[Data listing]

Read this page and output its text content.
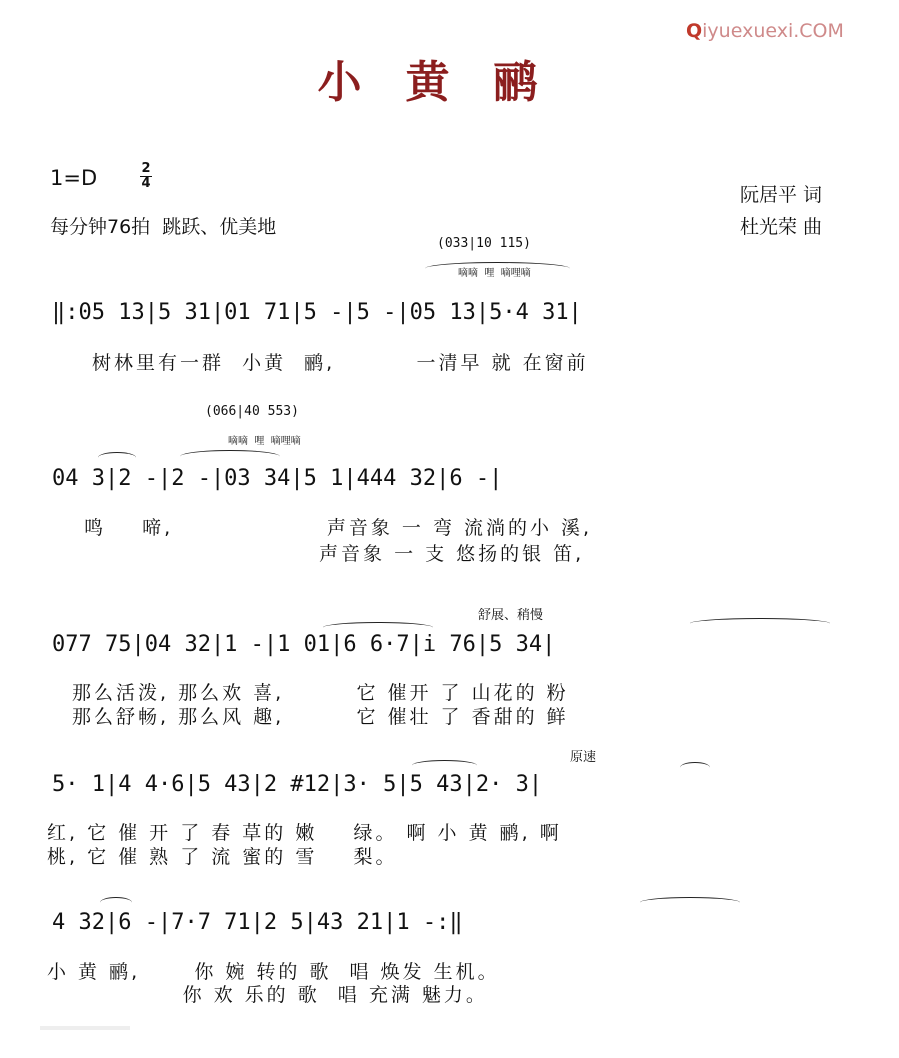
Qiyuexuexi.COM
小黄鹂
1=D	2
4
每分钟76拍  跳跃、优美地
阮居平 词
杜光荣 曲
(033|10 115)
嘀嘀  哩  嘀哩嘀
‖:05 13|5 31|01 71|5 -|5 -|05 13|5·4 31|
树林里有一群  小黄  鹂,         一清早 就 在窗前
(066|40 553)
嘀嘀  哩  嘀哩嘀
04 3|2 -|2 -|03 34|5 1|444 32|6 -|
鸣    啼,                 声音象 一 弯 流淌的小 溪,
声音象 一 支 悠扬的银 笛,
舒展、稍慢
077 75|04 32|1 -|1 01|6 6·7|i 76|5 34|
那么活泼, 那么欢 喜,        它 催开 了 山花的 粉
那么舒畅, 那么风 趣,        它 催壮 了 香甜的 鲜
原速
5· 1|4 4·6|5 43|2 #12|3· 5|5 43|2· 3|
红, 它 催 开 了 春 草的 嫩    绿。 啊 小 黄 鹂, 啊
桃, 它 催 熟 了 流 蜜的 雪    梨。
4 32|6 -|7·7 71|2 5|43 21|1 -:‖
小 黄 鹂,      你 婉 转的 歌  唱 焕发 生机。
你 欢 乐的 歌  唱 充满 魅力。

**EXERCISE AIM**
Restate the records word for word, omitting images.

**RESULT**
Read this page and output its text content.
Qiyuexuexi.COM
小黄鹂
1=D	2
4
每分钟76拍  跳跃、优美地
阮居平 词
杜光荣 曲
(033|10 115)
嘀嘀  哩  嘀哩嘀
‖:05 13|5 31|01 71|5 -|5 -|05 13|5·4 31|
树林里有一群  小黄  鹂,         一清早 就 在窗前
(066|40 553)
嘀嘀  哩  嘀哩嘀
04 3|2 -|2 -|03 34|5 1|444 32|6 -|
鸣    啼,                 声音象 一 弯 流淌的小 溪,
声音象 一 支 悠扬的银 笛,
舒展、稍慢
077 75|04 32|1 -|1 01|6 6·7|i 76|5 34|
那么活泼, 那么欢 喜,        它 催开 了 山花的 粉
那么舒畅, 那么风 趣,        它 催壮 了 香甜的 鲜
原速
5· 1|4 4·6|5 43|2 #12|3· 5|5 43|2· 3|
红, 它 催 开 了 春 草的 嫩    绿。 啊 小 黄 鹂, 啊
桃, 它 催 熟 了 流 蜜的 雪    梨。
4 32|6 -|7·7 71|2 5|43 21|1 -:‖
小 黄 鹂,      你 婉 转的 歌  唱 焕发 生机。
你 欢 乐的 歌  唱 充满 魅力。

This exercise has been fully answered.